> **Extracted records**
-- begin --
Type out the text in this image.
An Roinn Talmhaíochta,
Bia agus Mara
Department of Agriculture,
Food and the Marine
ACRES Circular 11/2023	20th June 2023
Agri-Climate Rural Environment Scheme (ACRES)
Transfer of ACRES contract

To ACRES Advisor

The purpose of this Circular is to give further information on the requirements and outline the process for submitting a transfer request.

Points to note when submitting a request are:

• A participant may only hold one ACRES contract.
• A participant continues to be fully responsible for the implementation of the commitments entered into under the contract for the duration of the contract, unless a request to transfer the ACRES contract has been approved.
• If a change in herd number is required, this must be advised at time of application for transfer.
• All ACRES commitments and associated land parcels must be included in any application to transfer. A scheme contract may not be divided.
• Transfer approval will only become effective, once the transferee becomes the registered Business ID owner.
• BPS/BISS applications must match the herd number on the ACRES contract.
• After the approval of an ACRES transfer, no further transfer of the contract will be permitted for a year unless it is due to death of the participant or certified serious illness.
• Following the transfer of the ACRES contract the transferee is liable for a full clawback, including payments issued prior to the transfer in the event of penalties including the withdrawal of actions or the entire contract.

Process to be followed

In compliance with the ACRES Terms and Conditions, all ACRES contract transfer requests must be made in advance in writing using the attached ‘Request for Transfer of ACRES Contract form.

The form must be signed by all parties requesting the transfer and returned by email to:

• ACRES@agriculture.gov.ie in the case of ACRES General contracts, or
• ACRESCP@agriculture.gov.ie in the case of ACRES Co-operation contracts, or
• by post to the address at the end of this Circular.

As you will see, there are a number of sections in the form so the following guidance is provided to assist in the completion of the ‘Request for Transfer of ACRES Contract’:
-- end --
> **Required work**
Type the whole listing again, unaltered.

> **Solution for this exercise**
Type out the text in this image.
An Roinn Talmhaíochta,
Bia agus Mara
Department of Agriculture,
Food and the Marine
ACRES Circular 11/2023	20th June 2023
Agri-Climate Rural Environment Scheme (ACRES)
Transfer of ACRES contract

To ACRES Advisor

The purpose of this Circular is to give further information on the requirements and outline the process for submitting a transfer request.

Points to note when submitting a request are:

• A participant may only hold one ACRES contract.
• A participant continues to be fully responsible for the implementation of the commitments entered into under the contract for the duration of the contract, unless a request to transfer the ACRES contract has been approved.
• If a change in herd number is required, this must be advised at time of application for transfer.
• All ACRES commitments and associated land parcels must be included in any application to transfer. A scheme contract may not be divided.
• Transfer approval will only become effective, once the transferee becomes the registered Business ID owner.
• BPS/BISS applications must match the herd number on the ACRES contract.
• After the approval of an ACRES transfer, no further transfer of the contract will be permitted for a year unless it is due to death of the participant or certified serious illness.
• Following the transfer of the ACRES contract the transferee is liable for a full clawback, including payments issued prior to the transfer in the event of penalties including the withdrawal of actions or the entire contract.

Process to be followed

In compliance with the ACRES Terms and Conditions, all ACRES contract transfer requests must be made in advance in writing using the attached ‘Request for Transfer of ACRES Contract form.

The form must be signed by all parties requesting the transfer and returned by email to:

• ACRES@agriculture.gov.ie in the case of ACRES General contracts, or
• ACRESCP@agriculture.gov.ie in the case of ACRES Co-operation contracts, or
• by post to the address at the end of this Circular.

As you will see, there are a number of sections in the form so the following guidance is provided to assist in the completion of the ‘Request for Transfer of ACRES Contract’:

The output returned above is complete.